» **Stated exercise**
Exclude the pictures, then copy all remaining records exactly.

╭─ Data entries

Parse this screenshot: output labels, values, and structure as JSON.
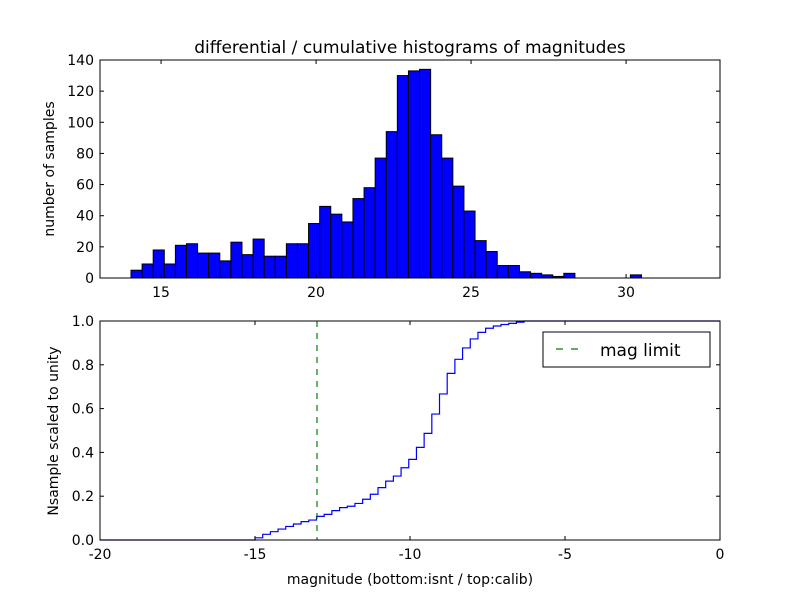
{
  "chart_data": [
    {
      "type": "bar",
      "title": "differential / cumulative histograms of magnitudes",
      "xlabel": "",
      "ylabel": "number of samples",
      "xlim": [
        13.03,
        33.03
      ],
      "ylim": [
        0,
        140
      ],
      "xticks": [
        15,
        20,
        25,
        30
      ],
      "yticks": [
        0,
        20,
        40,
        60,
        80,
        100,
        120,
        140
      ],
      "bin_start": 14.03,
      "bin_width": 0.358,
      "values": [
        5,
        9,
        18,
        9,
        21,
        22,
        16,
        16,
        11,
        23,
        15,
        25,
        14,
        14,
        22,
        22,
        35,
        46,
        41,
        36,
        51,
        58,
        77,
        94,
        130,
        133,
        134,
        92,
        77,
        59,
        43,
        24,
        17,
        8,
        8,
        4,
        3,
        2,
        1,
        3,
        0,
        0,
        0,
        0,
        0,
        2
      ],
      "color": "#0000ff"
    },
    {
      "type": "line",
      "title": "",
      "xlabel": "magnitude (bottom:isnt / top:calib)",
      "ylabel": "Nsample scaled to unity",
      "xlim": [
        -20,
        0
      ],
      "ylim": [
        0,
        1
      ],
      "xticks": [
        -20,
        -15,
        -10,
        -5,
        0
      ],
      "yticks": [
        0.0,
        0.2,
        0.4,
        0.6,
        0.8,
        1.0
      ],
      "step_start": -15.0,
      "step_width": 0.248,
      "values": [
        0.01,
        0.026,
        0.038,
        0.05,
        0.062,
        0.073,
        0.084,
        0.091,
        0.108,
        0.117,
        0.134,
        0.148,
        0.154,
        0.167,
        0.186,
        0.209,
        0.239,
        0.269,
        0.292,
        0.33,
        0.368,
        0.423,
        0.487,
        0.575,
        0.667,
        0.761,
        0.825,
        0.877,
        0.918,
        0.948,
        0.967,
        0.977,
        0.984,
        0.989,
        0.995,
        1.0
      ],
      "color": "#0000ff",
      "mag_limit": -13,
      "mag_limit_color": "#007f00",
      "legend": [
        "mag limit"
      ],
      "legend_position": "top-right"
    }
  ]
}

╰─

» **Solved problem**
Parse this screenshot: output labels, values, and structure as JSON.
{
  "chart_data": [
    {
      "type": "bar",
      "title": "differential / cumulative histograms of magnitudes",
      "xlabel": "",
      "ylabel": "number of samples",
      "xlim": [
        13.03,
        33.03
      ],
      "ylim": [
        0,
        140
      ],
      "xticks": [
        15,
        20,
        25,
        30
      ],
      "yticks": [
        0,
        20,
        40,
        60,
        80,
        100,
        120,
        140
      ],
      "bin_start": 14.03,
      "bin_width": 0.358,
      "values": [
        5,
        9,
        18,
        9,
        21,
        22,
        16,
        16,
        11,
        23,
        15,
        25,
        14,
        14,
        22,
        22,
        35,
        46,
        41,
        36,
        51,
        58,
        77,
        94,
        130,
        133,
        134,
        92,
        77,
        59,
        43,
        24,
        17,
        8,
        8,
        4,
        3,
        2,
        1,
        3,
        0,
        0,
        0,
        0,
        0,
        2
      ],
      "color": "#0000ff"
    },
    {
      "type": "line",
      "title": "",
      "xlabel": "magnitude (bottom:isnt / top:calib)",
      "ylabel": "Nsample scaled to unity",
      "xlim": [
        -20,
        0
      ],
      "ylim": [
        0,
        1
      ],
      "xticks": [
        -20,
        -15,
        -10,
        -5,
        0
      ],
      "yticks": [
        0.0,
        0.2,
        0.4,
        0.6,
        0.8,
        1.0
      ],
      "step_start": -15.0,
      "step_width": 0.248,
      "values": [
        0.01,
        0.026,
        0.038,
        0.05,
        0.062,
        0.073,
        0.084,
        0.091,
        0.108,
        0.117,
        0.134,
        0.148,
        0.154,
        0.167,
        0.186,
        0.209,
        0.239,
        0.269,
        0.292,
        0.33,
        0.368,
        0.423,
        0.487,
        0.575,
        0.667,
        0.761,
        0.825,
        0.877,
        0.918,
        0.948,
        0.967,
        0.977,
        0.984,
        0.989,
        0.995,
        1.0
      ],
      "color": "#0000ff",
      "mag_limit": -13,
      "mag_limit_color": "#007f00",
      "legend": [
        "mag limit"
      ],
      "legend_position": "top-right"
    }
  ]
}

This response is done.